Task goal
Print the records below exactly as they appear.
:::
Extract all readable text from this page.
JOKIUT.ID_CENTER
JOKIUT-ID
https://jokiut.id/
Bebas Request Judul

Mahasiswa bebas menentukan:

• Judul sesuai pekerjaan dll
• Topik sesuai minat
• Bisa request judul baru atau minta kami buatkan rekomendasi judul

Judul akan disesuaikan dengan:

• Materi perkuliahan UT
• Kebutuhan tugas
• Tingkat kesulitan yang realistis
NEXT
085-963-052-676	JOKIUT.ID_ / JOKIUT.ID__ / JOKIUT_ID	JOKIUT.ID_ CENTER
:::
Output of the exercise
Extract all readable text from this page.
JOKIUT.ID_CENTER
JOKIUT-ID
https://jokiut.id/
Bebas Request Judul

Mahasiswa bebas menentukan:

• Judul sesuai pekerjaan dll
• Topik sesuai minat
• Bisa request judul baru atau minta kami buatkan rekomendasi judul

Judul akan disesuaikan dengan:

• Materi perkuliahan UT
• Kebutuhan tugas
• Tingkat kesulitan yang realistis
NEXT
085-963-052-676	JOKIUT.ID_ / JOKIUT.ID__ / JOKIUT_ID	JOKIUT.ID_ CENTER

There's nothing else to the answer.